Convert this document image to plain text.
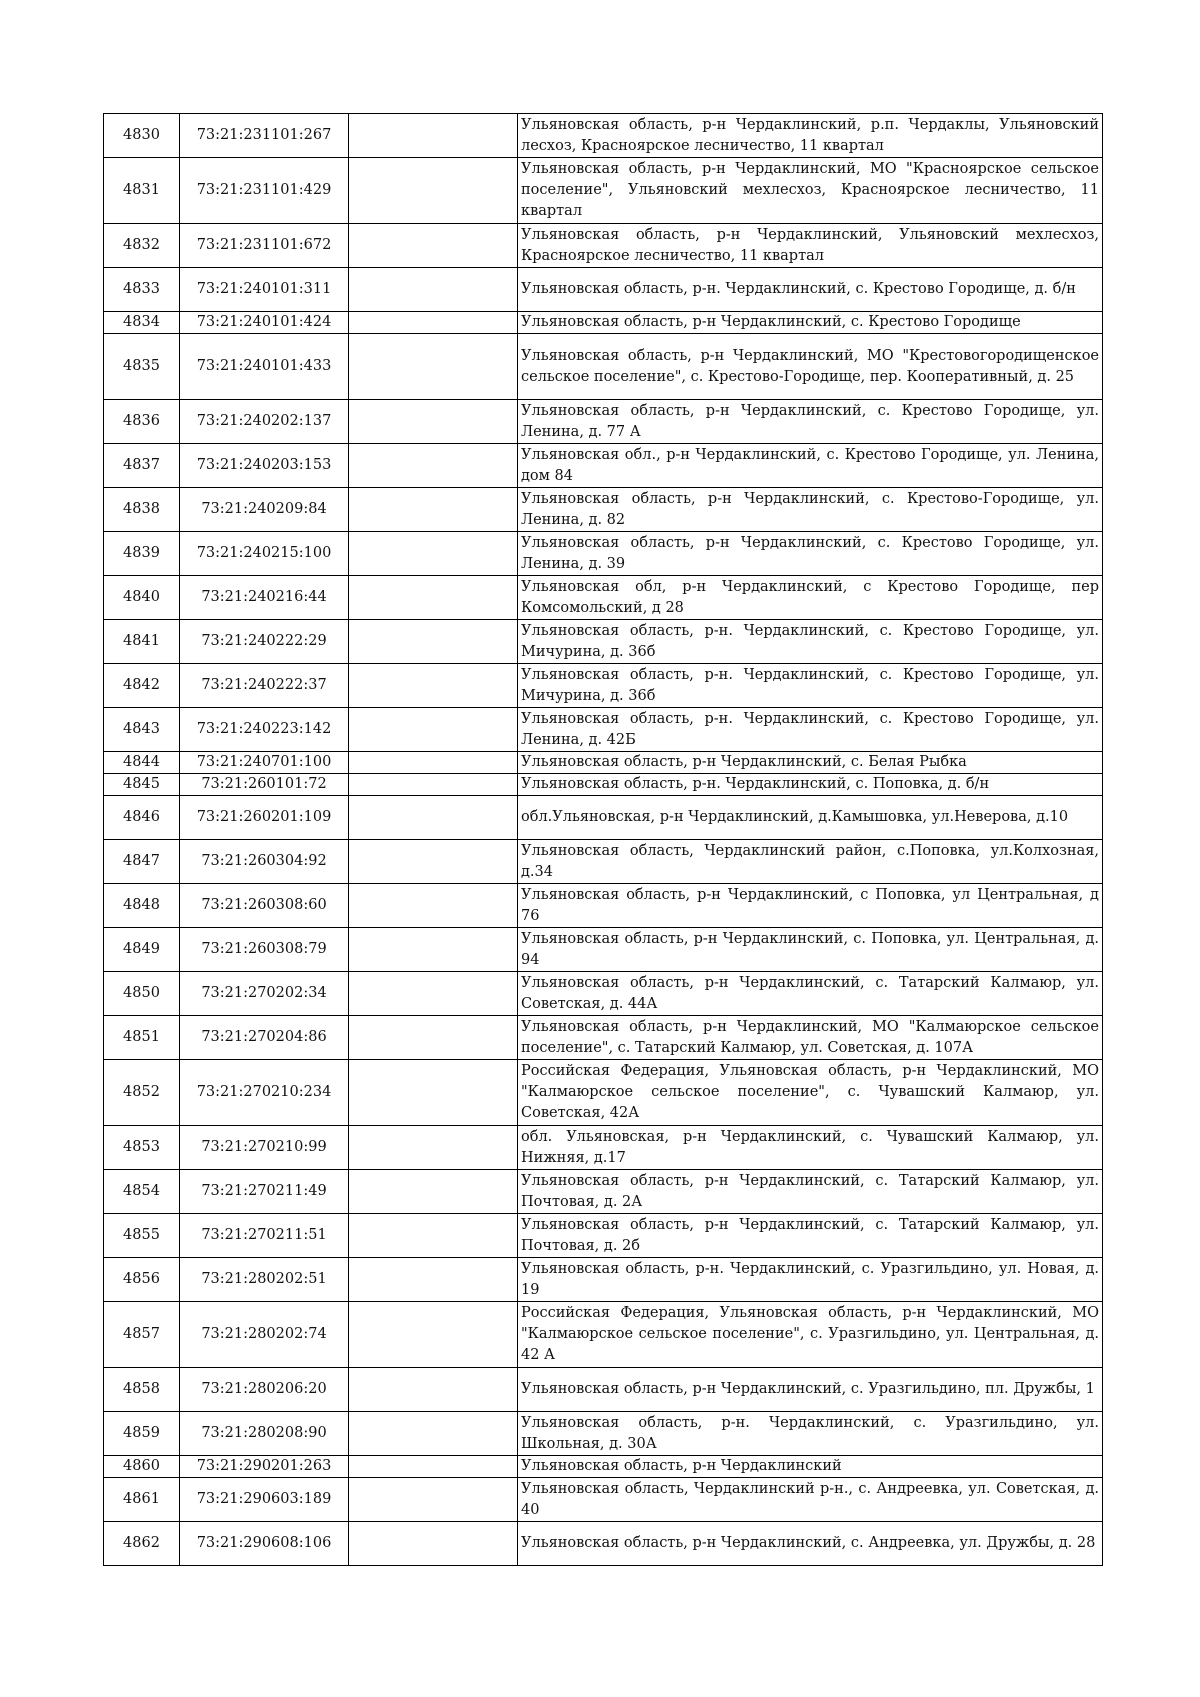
4830	73:21:231101:267		Ульяновская область, р-н Чердаклинский, р.п. Чердаклы, Ульяновский лесхоз, Красноярское лесничество, 11 квартал
4831	73:21:231101:429		Ульяновская область, р-н Чердаклинский, МО "Красноярское сельское поселение", Ульяновский мехлесхоз, Красноярское лесничество, 11 квартал
4832	73:21:231101:672		Ульяновская область, р-н Чердаклинский, Ульяновский мехлесхоз, Красноярское лесничество, 11 квартал
4833	73:21:240101:311		Ульяновская область, р-н. Чердаклинский, с. Крестово Городище, д. б/н
4834	73:21:240101:424		Ульяновская область, р-н Чердаклинский, с. Крестово Городище
4835	73:21:240101:433		Ульяновская область, р-н Чердаклинский, МО "Крестовогородищенское сельское поселение", с. Крестово-Городище, пер. Кооперативный, д. 25
4836	73:21:240202:137		Ульяновская область, р-н Чердаклинский, с. Крестово Городище, ул. Ленина, д. 77 А
4837	73:21:240203:153		Ульяновская обл., р-н Чердаклинский, с. Крестово Городище, ул. Ленина, дом 84
4838	73:21:240209:84		Ульяновская область, р-н Чердаклинский, с. Крестово-Городище, ул. Ленина, д. 82
4839	73:21:240215:100		Ульяновская область, р-н Чердаклинский, с. Крестово Городище, ул. Ленина, д. 39
4840	73:21:240216:44		Ульяновская обл, р-н Чердаклинский, с Крестово Городище, пер Комсомольский, д 28
4841	73:21:240222:29		Ульяновская область, р-н. Чердаклинский, с. Крестово Городище, ул. Мичурина, д. 36б
4842	73:21:240222:37		Ульяновская область, р-н. Чердаклинский, с. Крестово Городище, ул. Мичурина, д. 36б
4843	73:21:240223:142		Ульяновская область, р-н. Чердаклинский, с. Крестово Городище, ул. Ленина, д. 42Б
4844	73:21:240701:100		Ульяновская область, р-н Чердаклинский, с. Белая Рыбка
4845	73:21:260101:72		Ульяновская область, р-н. Чердаклинский, с. Поповка, д. б/н
4846	73:21:260201:109		обл.Ульяновская, р-н Чердаклинский, д.Камышовка, ул.Неверова, д.10
4847	73:21:260304:92		Ульяновская область, Чердаклинский район, с.Поповка, ул.Колхозная, д.34
4848	73:21:260308:60		Ульяновская область, р-н Чердаклинский, с Поповка, ул Центральная, д 76
4849	73:21:260308:79		Ульяновская область, р-н Чердаклинский, с. Поповка, ул. Центральная, д. 94
4850	73:21:270202:34		Ульяновская область, р-н Чердаклинский, с. Татарский Калмаюр, ул. Советская, д. 44А
4851	73:21:270204:86		Ульяновская область, р-н Чердаклинский, МО "Калмаюрское сельское поселение", с. Татарский Калмаюр, ул. Советская, д. 107А
4852	73:21:270210:234		Российская Федерация, Ульяновская область, р-н Чердаклинский, МО "Калмаюрское сельское поселение", с. Чувашский Калмаюр, ул. Советская, 42А
4853	73:21:270210:99		обл. Ульяновская, р-н Чердаклинский, с. Чувашский Калмаюр, ул. Нижняя, д.17
4854	73:21:270211:49		Ульяновская область, р-н Чердаклинский, с. Татарский Калмаюр, ул. Почтовая, д. 2А
4855	73:21:270211:51		Ульяновская область, р-н Чердаклинский, с. Татарский Калмаюр, ул. Почтовая, д. 2б
4856	73:21:280202:51		Ульяновская область, р-н. Чердаклинский, с. Уразгильдино, ул. Новая, д. 19
4857	73:21:280202:74		Российская Федерация, Ульяновская область, р-н Чердаклинский, МО "Калмаюрское сельское поселение", с. Уразгильдино, ул. Центральная, д. 42 А
4858	73:21:280206:20		Ульяновская область, р-н Чердаклинский, с. Уразгильдино, пл. Дружбы, 1
4859	73:21:280208:90		Ульяновская область, р-н. Чердаклинский, с. Уразгильдино, ул. Школьная, д. 30А
4860	73:21:290201:263		Ульяновская область, р-н Чердаклинский
4861	73:21:290603:189		Ульяновская область, Чердаклинский р-н., с. Андреевка, ул. Советская, д. 40
4862	73:21:290608:106		Ульяновская область, р-н Чердаклинский, с. Андреевка, ул. Дружбы, д. 28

──────────────────────────────

WRITTEN TASK → Pictures in the records above should not be copied. Repeat everything else exactly.

TASK RESULT →
Convert this document image to plain text.
4830	73:21:231101:267		Ульяновская область, р-н Чердаклинский, р.п. Чердаклы, Ульяновский лесхоз, Красноярское лесничество, 11 квартал
4831	73:21:231101:429		Ульяновская область, р-н Чердаклинский, МО "Красноярское сельское поселение", Ульяновский мехлесхоз, Красноярское лесничество, 11 квартал
4832	73:21:231101:672		Ульяновская область, р-н Чердаклинский, Ульяновский мехлесхоз, Красноярское лесничество, 11 квартал
4833	73:21:240101:311		Ульяновская область, р-н. Чердаклинский, с. Крестово Городище, д. б/н
4834	73:21:240101:424		Ульяновская область, р-н Чердаклинский, с. Крестово Городище
4835	73:21:240101:433		Ульяновская область, р-н Чердаклинский, МО "Крестовогородищенское сельское поселение", с. Крестово-Городище, пер. Кооперативный, д. 25
4836	73:21:240202:137		Ульяновская область, р-н Чердаклинский, с. Крестово Городище, ул. Ленина, д. 77 А
4837	73:21:240203:153		Ульяновская обл., р-н Чердаклинский, с. Крестово Городище, ул. Ленина, дом 84
4838	73:21:240209:84		Ульяновская область, р-н Чердаклинский, с. Крестово-Городище, ул. Ленина, д. 82
4839	73:21:240215:100		Ульяновская область, р-н Чердаклинский, с. Крестово Городище, ул. Ленина, д. 39
4840	73:21:240216:44		Ульяновская обл, р-н Чердаклинский, с Крестово Городище, пер Комсомольский, д 28
4841	73:21:240222:29		Ульяновская область, р-н. Чердаклинский, с. Крестово Городище, ул. Мичурина, д. 36б
4842	73:21:240222:37		Ульяновская область, р-н. Чердаклинский, с. Крестово Городище, ул. Мичурина, д. 36б
4843	73:21:240223:142		Ульяновская область, р-н. Чердаклинский, с. Крестово Городище, ул. Ленина, д. 42Б
4844	73:21:240701:100		Ульяновская область, р-н Чердаклинский, с. Белая Рыбка
4845	73:21:260101:72		Ульяновская область, р-н. Чердаклинский, с. Поповка, д. б/н
4846	73:21:260201:109		обл.Ульяновская, р-н Чердаклинский, д.Камышовка, ул.Неверова, д.10
4847	73:21:260304:92		Ульяновская область, Чердаклинский район, с.Поповка, ул.Колхозная, д.34
4848	73:21:260308:60		Ульяновская область, р-н Чердаклинский, с Поповка, ул Центральная, д 76
4849	73:21:260308:79		Ульяновская область, р-н Чердаклинский, с. Поповка, ул. Центральная, д. 94
4850	73:21:270202:34		Ульяновская область, р-н Чердаклинский, с. Татарский Калмаюр, ул. Советская, д. 44А
4851	73:21:270204:86		Ульяновская область, р-н Чердаклинский, МО "Калмаюрское сельское поселение", с. Татарский Калмаюр, ул. Советская, д. 107А
4852	73:21:270210:234		Российская Федерация, Ульяновская область, р-н Чердаклинский, МО "Калмаюрское сельское поселение", с. Чувашский Калмаюр, ул. Советская, 42А
4853	73:21:270210:99		обл. Ульяновская, р-н Чердаклинский, с. Чувашский Калмаюр, ул. Нижняя, д.17
4854	73:21:270211:49		Ульяновская область, р-н Чердаклинский, с. Татарский Калмаюр, ул. Почтовая, д. 2А
4855	73:21:270211:51		Ульяновская область, р-н Чердаклинский, с. Татарский Калмаюр, ул. Почтовая, д. 2б
4856	73:21:280202:51		Ульяновская область, р-н. Чердаклинский, с. Уразгильдино, ул. Новая, д. 19
4857	73:21:280202:74		Российская Федерация, Ульяновская область, р-н Чердаклинский, МО "Калмаюрское сельское поселение", с. Уразгильдино, ул. Центральная, д. 42 А
4858	73:21:280206:20		Ульяновская область, р-н Чердаклинский, с. Уразгильдино, пл. Дружбы, 1
4859	73:21:280208:90		Ульяновская область, р-н. Чердаклинский, с. Уразгильдино, ул. Школьная, д. 30А
4860	73:21:290201:263		Ульяновская область, р-н Чердаклинский
4861	73:21:290603:189		Ульяновская область, Чердаклинский р-н., с. Андреевка, ул. Советская, д. 40
4862	73:21:290608:106		Ульяновская область, р-н Чердаклинский, с. Андреевка, ул. Дружбы, д. 28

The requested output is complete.